## Supplied material
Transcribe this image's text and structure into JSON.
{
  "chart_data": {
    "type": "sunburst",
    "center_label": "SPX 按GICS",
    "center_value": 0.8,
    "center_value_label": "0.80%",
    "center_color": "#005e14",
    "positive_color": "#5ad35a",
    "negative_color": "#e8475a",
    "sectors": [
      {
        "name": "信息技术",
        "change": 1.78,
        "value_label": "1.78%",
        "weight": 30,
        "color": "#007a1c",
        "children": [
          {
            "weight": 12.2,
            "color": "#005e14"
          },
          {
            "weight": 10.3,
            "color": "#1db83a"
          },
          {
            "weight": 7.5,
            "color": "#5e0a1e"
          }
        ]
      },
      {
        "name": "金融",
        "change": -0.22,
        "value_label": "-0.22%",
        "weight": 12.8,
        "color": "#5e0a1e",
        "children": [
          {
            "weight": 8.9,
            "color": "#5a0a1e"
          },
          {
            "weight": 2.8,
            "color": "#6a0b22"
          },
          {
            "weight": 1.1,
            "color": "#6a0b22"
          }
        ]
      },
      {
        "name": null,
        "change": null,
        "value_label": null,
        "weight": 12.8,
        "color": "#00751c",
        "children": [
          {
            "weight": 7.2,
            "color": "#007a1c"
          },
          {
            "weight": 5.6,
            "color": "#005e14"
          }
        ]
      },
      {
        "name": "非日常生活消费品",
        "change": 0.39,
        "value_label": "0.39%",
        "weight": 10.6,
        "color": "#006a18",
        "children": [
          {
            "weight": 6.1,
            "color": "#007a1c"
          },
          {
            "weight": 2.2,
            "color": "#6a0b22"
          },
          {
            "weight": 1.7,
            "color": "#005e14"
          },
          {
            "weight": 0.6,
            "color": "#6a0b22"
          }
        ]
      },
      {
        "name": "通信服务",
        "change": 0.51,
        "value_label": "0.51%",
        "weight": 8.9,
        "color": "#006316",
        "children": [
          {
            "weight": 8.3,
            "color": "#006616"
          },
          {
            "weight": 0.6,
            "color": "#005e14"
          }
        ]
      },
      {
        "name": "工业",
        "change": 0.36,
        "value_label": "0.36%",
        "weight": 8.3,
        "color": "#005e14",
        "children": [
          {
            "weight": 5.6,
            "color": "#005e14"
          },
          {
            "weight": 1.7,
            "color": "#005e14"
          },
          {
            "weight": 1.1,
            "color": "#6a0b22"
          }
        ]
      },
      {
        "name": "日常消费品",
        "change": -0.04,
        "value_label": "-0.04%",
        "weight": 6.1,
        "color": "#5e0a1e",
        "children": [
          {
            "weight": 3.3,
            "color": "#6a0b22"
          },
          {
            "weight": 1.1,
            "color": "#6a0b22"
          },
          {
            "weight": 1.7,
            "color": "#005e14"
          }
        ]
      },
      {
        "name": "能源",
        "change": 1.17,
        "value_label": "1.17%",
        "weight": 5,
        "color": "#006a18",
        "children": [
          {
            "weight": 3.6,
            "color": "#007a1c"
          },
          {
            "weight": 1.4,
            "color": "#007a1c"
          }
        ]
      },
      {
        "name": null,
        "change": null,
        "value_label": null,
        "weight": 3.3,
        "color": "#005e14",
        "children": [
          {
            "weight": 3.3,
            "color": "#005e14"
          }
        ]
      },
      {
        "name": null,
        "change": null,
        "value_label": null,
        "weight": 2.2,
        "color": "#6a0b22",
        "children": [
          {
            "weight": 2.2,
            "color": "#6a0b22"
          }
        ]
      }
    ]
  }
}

## To do
Transcribe the entire listing above precisely.

## Full response
Transcribe this image's text and structure into JSON.
{
  "chart_data": {
    "type": "sunburst",
    "center_label": "SPX 按GICS",
    "center_value": 0.8,
    "center_value_label": "0.80%",
    "center_color": "#005e14",
    "positive_color": "#5ad35a",
    "negative_color": "#e8475a",
    "sectors": [
      {
        "name": "信息技术",
        "change": 1.78,
        "value_label": "1.78%",
        "weight": 30,
        "color": "#007a1c",
        "children": [
          {
            "weight": 12.2,
            "color": "#005e14"
          },
          {
            "weight": 10.3,
            "color": "#1db83a"
          },
          {
            "weight": 7.5,
            "color": "#5e0a1e"
          }
        ]
      },
      {
        "name": "金融",
        "change": -0.22,
        "value_label": "-0.22%",
        "weight": 12.8,
        "color": "#5e0a1e",
        "children": [
          {
            "weight": 8.9,
            "color": "#5a0a1e"
          },
          {
            "weight": 2.8,
            "color": "#6a0b22"
          },
          {
            "weight": 1.1,
            "color": "#6a0b22"
          }
        ]
      },
      {
        "name": null,
        "change": null,
        "value_label": null,
        "weight": 12.8,
        "color": "#00751c",
        "children": [
          {
            "weight": 7.2,
            "color": "#007a1c"
          },
          {
            "weight": 5.6,
            "color": "#005e14"
          }
        ]
      },
      {
        "name": "非日常生活消费品",
        "change": 0.39,
        "value_label": "0.39%",
        "weight": 10.6,
        "color": "#006a18",
        "children": [
          {
            "weight": 6.1,
            "color": "#007a1c"
          },
          {
            "weight": 2.2,
            "color": "#6a0b22"
          },
          {
            "weight": 1.7,
            "color": "#005e14"
          },
          {
            "weight": 0.6,
            "color": "#6a0b22"
          }
        ]
      },
      {
        "name": "通信服务",
        "change": 0.51,
        "value_label": "0.51%",
        "weight": 8.9,
        "color": "#006316",
        "children": [
          {
            "weight": 8.3,
            "color": "#006616"
          },
          {
            "weight": 0.6,
            "color": "#005e14"
          }
        ]
      },
      {
        "name": "工业",
        "change": 0.36,
        "value_label": "0.36%",
        "weight": 8.3,
        "color": "#005e14",
        "children": [
          {
            "weight": 5.6,
            "color": "#005e14"
          },
          {
            "weight": 1.7,
            "color": "#005e14"
          },
          {
            "weight": 1.1,
            "color": "#6a0b22"
          }
        ]
      },
      {
        "name": "日常消费品",
        "change": -0.04,
        "value_label": "-0.04%",
        "weight": 6.1,
        "color": "#5e0a1e",
        "children": [
          {
            "weight": 3.3,
            "color": "#6a0b22"
          },
          {
            "weight": 1.1,
            "color": "#6a0b22"
          },
          {
            "weight": 1.7,
            "color": "#005e14"
          }
        ]
      },
      {
        "name": "能源",
        "change": 1.17,
        "value_label": "1.17%",
        "weight": 5,
        "color": "#006a18",
        "children": [
          {
            "weight": 3.6,
            "color": "#007a1c"
          },
          {
            "weight": 1.4,
            "color": "#007a1c"
          }
        ]
      },
      {
        "name": null,
        "change": null,
        "value_label": null,
        "weight": 3.3,
        "color": "#005e14",
        "children": [
          {
            "weight": 3.3,
            "color": "#005e14"
          }
        ]
      },
      {
        "name": null,
        "change": null,
        "value_label": null,
        "weight": 2.2,
        "color": "#6a0b22",
        "children": [
          {
            "weight": 2.2,
            "color": "#6a0b22"
          }
        ]
      }
    ]
  }
}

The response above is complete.